■ **YOUR GOAL**
Looking at the listing, state how many of its lines contain the string "Formations". Write only the number.

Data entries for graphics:
^^^^

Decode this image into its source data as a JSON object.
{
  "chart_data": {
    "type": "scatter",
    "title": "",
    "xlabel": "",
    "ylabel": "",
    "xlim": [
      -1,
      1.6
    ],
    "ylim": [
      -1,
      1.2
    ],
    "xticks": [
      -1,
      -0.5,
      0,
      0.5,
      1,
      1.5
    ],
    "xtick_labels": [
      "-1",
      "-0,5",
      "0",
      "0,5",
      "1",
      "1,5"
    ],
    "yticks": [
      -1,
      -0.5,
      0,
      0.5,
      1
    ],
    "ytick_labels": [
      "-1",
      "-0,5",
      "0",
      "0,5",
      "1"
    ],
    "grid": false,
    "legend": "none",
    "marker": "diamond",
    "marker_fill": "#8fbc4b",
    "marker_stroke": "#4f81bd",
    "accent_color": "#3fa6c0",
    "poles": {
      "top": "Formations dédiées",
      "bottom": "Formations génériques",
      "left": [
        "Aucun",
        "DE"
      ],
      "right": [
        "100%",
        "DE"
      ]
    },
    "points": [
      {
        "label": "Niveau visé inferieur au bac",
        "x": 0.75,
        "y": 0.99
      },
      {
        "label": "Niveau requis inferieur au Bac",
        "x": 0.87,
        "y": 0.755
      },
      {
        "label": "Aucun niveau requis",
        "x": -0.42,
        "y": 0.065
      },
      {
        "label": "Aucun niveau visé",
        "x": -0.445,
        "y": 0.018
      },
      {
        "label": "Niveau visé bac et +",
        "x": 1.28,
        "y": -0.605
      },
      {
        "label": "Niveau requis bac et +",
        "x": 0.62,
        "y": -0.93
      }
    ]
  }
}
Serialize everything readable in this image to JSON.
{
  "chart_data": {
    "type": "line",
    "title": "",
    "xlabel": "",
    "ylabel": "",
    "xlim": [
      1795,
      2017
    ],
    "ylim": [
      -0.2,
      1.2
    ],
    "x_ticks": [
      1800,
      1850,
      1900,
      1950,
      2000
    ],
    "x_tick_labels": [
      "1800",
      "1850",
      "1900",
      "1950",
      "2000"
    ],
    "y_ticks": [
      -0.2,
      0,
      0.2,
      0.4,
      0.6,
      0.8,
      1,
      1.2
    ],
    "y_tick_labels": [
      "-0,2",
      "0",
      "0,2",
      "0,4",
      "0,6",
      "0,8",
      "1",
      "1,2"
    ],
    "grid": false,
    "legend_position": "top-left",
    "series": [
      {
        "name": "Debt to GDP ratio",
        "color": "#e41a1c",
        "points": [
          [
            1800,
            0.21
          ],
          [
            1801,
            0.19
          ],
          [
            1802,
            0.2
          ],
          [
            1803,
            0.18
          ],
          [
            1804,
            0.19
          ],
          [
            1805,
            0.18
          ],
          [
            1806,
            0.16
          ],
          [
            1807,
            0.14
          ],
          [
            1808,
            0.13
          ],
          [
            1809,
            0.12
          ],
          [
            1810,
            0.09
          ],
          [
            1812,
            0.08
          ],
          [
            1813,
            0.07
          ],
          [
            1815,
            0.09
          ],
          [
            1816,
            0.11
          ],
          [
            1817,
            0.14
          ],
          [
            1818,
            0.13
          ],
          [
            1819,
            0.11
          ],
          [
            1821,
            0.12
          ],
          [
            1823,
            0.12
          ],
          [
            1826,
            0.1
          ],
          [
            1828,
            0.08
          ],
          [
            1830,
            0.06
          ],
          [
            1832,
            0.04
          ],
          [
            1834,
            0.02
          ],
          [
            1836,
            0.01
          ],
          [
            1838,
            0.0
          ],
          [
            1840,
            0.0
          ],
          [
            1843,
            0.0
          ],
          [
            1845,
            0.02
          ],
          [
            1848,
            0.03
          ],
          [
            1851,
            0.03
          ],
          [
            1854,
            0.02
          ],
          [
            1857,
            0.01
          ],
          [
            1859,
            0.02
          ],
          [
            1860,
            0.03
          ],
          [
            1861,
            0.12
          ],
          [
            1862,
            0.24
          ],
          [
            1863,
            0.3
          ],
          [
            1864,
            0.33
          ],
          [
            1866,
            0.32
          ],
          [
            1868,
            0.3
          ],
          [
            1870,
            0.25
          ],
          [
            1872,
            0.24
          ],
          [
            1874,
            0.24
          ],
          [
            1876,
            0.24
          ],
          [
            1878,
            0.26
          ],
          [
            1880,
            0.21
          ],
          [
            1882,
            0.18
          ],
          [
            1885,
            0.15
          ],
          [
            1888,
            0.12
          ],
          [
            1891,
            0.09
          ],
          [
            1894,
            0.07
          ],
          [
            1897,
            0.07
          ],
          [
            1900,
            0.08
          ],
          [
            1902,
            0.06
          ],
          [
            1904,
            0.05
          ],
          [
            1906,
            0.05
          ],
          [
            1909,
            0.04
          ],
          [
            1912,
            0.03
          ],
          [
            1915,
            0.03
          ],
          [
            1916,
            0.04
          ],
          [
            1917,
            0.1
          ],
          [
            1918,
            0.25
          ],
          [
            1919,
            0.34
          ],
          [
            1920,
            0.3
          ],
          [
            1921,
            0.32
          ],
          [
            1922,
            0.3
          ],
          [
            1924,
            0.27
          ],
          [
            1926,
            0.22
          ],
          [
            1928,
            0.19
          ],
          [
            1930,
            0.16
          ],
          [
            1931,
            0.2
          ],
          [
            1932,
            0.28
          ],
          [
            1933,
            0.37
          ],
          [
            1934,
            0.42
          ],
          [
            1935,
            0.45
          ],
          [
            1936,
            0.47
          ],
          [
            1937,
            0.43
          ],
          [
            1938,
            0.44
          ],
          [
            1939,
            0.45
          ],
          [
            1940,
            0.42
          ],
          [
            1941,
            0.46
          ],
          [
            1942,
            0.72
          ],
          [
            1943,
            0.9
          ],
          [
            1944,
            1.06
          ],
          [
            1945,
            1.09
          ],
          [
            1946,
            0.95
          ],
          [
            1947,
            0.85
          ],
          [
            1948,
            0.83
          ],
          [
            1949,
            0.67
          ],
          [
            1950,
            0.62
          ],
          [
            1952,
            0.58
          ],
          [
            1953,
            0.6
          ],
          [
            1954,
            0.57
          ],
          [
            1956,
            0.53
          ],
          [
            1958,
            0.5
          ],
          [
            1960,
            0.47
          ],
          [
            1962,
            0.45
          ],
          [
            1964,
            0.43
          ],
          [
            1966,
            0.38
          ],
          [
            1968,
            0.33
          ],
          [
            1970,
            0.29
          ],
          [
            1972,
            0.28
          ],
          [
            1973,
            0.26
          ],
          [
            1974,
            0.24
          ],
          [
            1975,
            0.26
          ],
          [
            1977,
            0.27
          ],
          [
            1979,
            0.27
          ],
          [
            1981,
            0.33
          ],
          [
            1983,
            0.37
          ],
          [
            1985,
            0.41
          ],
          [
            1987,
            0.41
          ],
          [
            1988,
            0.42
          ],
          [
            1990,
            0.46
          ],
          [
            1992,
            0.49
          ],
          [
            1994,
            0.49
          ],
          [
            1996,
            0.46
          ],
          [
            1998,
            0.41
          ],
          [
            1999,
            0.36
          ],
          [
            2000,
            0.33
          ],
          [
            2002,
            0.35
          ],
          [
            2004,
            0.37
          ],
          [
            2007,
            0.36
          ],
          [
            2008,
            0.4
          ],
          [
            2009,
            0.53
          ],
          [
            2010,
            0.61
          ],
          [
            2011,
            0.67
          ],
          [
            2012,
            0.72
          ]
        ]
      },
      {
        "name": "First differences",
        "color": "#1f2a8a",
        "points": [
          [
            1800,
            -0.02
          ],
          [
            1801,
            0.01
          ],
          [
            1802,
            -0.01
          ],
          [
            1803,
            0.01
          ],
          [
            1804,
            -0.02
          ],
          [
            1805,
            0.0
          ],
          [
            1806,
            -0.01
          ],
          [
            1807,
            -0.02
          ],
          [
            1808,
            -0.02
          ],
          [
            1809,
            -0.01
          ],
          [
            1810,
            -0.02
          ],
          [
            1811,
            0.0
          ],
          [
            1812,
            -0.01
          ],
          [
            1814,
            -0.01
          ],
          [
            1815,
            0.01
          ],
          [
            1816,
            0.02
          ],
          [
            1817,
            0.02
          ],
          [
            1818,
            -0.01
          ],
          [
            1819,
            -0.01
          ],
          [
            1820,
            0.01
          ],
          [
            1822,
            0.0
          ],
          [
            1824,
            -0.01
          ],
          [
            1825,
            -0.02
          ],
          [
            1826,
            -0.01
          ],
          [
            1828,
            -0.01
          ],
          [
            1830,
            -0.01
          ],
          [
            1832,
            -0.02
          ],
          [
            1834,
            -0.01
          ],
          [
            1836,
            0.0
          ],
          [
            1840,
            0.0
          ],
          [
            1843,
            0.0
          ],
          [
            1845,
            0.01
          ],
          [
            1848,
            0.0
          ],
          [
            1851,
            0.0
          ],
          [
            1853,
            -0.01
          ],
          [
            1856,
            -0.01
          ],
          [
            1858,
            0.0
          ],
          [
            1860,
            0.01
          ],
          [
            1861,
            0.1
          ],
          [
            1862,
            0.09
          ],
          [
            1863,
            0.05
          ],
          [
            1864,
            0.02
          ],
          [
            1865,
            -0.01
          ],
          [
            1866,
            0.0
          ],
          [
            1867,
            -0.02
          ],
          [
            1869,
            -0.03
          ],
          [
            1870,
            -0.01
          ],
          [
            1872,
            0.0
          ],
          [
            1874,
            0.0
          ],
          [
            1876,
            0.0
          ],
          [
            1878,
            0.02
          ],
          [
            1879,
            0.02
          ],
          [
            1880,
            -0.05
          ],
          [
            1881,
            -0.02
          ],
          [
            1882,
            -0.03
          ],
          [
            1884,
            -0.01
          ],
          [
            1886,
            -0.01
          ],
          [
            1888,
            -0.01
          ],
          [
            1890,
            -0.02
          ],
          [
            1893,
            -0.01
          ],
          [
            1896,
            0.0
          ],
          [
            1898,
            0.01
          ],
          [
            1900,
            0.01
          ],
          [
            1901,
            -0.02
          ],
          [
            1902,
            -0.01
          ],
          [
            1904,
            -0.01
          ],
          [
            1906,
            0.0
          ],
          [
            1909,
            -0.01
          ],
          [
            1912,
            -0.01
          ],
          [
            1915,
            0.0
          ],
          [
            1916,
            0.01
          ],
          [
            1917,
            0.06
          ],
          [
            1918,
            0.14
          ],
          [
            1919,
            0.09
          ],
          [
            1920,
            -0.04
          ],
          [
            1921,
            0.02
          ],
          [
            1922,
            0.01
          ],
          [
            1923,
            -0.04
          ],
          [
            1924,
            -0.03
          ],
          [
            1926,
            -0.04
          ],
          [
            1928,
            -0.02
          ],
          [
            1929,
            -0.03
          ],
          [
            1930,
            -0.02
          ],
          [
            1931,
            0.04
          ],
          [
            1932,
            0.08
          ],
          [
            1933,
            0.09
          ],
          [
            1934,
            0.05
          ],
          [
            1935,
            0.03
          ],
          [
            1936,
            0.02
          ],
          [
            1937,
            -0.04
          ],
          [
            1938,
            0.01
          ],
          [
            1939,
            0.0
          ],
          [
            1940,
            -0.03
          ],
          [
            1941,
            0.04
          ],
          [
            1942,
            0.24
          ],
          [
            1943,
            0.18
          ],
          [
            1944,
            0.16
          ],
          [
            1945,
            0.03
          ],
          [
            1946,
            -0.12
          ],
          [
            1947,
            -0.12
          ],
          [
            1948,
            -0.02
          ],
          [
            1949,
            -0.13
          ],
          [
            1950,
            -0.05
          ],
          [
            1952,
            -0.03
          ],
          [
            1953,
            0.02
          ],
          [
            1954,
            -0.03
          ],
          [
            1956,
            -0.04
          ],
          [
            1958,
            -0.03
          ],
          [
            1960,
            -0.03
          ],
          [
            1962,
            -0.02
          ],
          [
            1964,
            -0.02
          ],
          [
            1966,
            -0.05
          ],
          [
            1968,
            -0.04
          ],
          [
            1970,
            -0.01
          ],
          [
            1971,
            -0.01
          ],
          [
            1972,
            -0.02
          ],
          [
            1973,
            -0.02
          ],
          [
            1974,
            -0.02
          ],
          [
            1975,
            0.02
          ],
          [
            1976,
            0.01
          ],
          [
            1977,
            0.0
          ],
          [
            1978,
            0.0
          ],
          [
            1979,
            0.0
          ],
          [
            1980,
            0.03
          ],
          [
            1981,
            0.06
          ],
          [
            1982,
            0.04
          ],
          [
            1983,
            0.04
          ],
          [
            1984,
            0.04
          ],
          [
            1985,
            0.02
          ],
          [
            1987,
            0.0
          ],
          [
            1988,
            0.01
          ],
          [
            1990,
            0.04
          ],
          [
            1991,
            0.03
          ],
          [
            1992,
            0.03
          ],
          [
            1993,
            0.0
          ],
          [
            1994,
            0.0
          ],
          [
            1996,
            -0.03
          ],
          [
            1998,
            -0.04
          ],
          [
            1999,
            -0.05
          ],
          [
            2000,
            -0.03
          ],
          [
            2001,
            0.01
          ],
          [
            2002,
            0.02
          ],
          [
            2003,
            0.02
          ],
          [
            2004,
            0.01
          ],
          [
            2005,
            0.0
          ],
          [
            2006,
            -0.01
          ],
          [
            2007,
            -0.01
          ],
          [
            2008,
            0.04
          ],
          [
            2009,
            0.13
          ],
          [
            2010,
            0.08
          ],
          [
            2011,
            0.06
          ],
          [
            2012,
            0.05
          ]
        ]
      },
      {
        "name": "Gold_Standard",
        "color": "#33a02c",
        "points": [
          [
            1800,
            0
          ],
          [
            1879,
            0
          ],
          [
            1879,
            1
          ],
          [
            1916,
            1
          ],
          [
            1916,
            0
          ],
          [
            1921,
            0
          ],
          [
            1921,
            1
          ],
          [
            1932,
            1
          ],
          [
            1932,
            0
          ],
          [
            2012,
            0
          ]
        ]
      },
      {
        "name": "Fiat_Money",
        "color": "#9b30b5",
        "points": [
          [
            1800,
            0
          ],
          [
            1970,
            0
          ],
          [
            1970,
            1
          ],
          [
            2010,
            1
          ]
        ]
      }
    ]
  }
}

^^^^

■ **TASK OUTPUT**
2